**Data entries**:

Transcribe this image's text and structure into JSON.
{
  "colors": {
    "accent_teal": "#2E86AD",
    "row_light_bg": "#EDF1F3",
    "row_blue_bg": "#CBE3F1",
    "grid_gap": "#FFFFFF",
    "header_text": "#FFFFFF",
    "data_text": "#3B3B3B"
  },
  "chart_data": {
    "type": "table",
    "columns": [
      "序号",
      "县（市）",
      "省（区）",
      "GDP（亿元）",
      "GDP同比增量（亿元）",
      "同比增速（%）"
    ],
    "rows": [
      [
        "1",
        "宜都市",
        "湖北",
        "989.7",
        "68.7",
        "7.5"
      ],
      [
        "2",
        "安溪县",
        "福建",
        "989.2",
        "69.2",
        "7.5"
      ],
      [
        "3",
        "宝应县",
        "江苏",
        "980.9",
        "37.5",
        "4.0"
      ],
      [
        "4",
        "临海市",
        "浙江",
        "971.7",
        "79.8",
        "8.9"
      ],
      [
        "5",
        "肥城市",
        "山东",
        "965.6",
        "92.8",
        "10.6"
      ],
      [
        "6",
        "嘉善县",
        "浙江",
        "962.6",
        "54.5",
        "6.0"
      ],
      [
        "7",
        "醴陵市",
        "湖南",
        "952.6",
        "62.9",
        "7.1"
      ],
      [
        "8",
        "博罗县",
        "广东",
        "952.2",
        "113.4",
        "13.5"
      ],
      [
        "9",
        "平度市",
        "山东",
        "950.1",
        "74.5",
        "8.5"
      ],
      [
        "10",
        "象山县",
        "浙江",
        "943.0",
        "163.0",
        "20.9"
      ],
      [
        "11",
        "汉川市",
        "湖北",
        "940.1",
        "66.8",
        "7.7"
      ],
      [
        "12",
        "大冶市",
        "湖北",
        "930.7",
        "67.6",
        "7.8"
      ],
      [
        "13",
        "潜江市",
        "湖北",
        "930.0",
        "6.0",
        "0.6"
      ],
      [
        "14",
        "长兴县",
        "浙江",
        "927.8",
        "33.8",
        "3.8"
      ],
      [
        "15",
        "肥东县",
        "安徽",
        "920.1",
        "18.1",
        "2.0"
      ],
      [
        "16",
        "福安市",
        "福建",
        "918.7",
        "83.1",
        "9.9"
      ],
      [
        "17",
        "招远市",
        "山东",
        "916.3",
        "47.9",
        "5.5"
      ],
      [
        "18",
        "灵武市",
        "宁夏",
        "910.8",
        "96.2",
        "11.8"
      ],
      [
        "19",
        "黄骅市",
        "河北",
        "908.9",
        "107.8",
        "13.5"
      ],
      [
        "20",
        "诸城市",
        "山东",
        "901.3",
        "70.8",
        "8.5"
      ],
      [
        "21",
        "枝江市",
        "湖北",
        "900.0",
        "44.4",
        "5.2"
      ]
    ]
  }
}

**Stated goal**:
Repeat the records above exactly, leaving none out.

**Answer to this exercise**:
Transcribe this image's text and structure into JSON.
{
  "colors": {
    "accent_teal": "#2E86AD",
    "row_light_bg": "#EDF1F3",
    "row_blue_bg": "#CBE3F1",
    "grid_gap": "#FFFFFF",
    "header_text": "#FFFFFF",
    "data_text": "#3B3B3B"
  },
  "chart_data": {
    "type": "table",
    "columns": [
      "序号",
      "县（市）",
      "省（区）",
      "GDP（亿元）",
      "GDP同比增量（亿元）",
      "同比增速（%）"
    ],
    "rows": [
      [
        "1",
        "宜都市",
        "湖北",
        "989.7",
        "68.7",
        "7.5"
      ],
      [
        "2",
        "安溪县",
        "福建",
        "989.2",
        "69.2",
        "7.5"
      ],
      [
        "3",
        "宝应县",
        "江苏",
        "980.9",
        "37.5",
        "4.0"
      ],
      [
        "4",
        "临海市",
        "浙江",
        "971.7",
        "79.8",
        "8.9"
      ],
      [
        "5",
        "肥城市",
        "山东",
        "965.6",
        "92.8",
        "10.6"
      ],
      [
        "6",
        "嘉善县",
        "浙江",
        "962.6",
        "54.5",
        "6.0"
      ],
      [
        "7",
        "醴陵市",
        "湖南",
        "952.6",
        "62.9",
        "7.1"
      ],
      [
        "8",
        "博罗县",
        "广东",
        "952.2",
        "113.4",
        "13.5"
      ],
      [
        "9",
        "平度市",
        "山东",
        "950.1",
        "74.5",
        "8.5"
      ],
      [
        "10",
        "象山县",
        "浙江",
        "943.0",
        "163.0",
        "20.9"
      ],
      [
        "11",
        "汉川市",
        "湖北",
        "940.1",
        "66.8",
        "7.7"
      ],
      [
        "12",
        "大冶市",
        "湖北",
        "930.7",
        "67.6",
        "7.8"
      ],
      [
        "13",
        "潜江市",
        "湖北",
        "930.0",
        "6.0",
        "0.6"
      ],
      [
        "14",
        "长兴县",
        "浙江",
        "927.8",
        "33.8",
        "3.8"
      ],
      [
        "15",
        "肥东县",
        "安徽",
        "920.1",
        "18.1",
        "2.0"
      ],
      [
        "16",
        "福安市",
        "福建",
        "918.7",
        "83.1",
        "9.9"
      ],
      [
        "17",
        "招远市",
        "山东",
        "916.3",
        "47.9",
        "5.5"
      ],
      [
        "18",
        "灵武市",
        "宁夏",
        "910.8",
        "96.2",
        "11.8"
      ],
      [
        "19",
        "黄骅市",
        "河北",
        "908.9",
        "107.8",
        "13.5"
      ],
      [
        "20",
        "诸城市",
        "山东",
        "901.3",
        "70.8",
        "8.5"
      ],
      [
        "21",
        "枝江市",
        "湖北",
        "900.0",
        "44.4",
        "5.2"
      ]
    ]
  }
}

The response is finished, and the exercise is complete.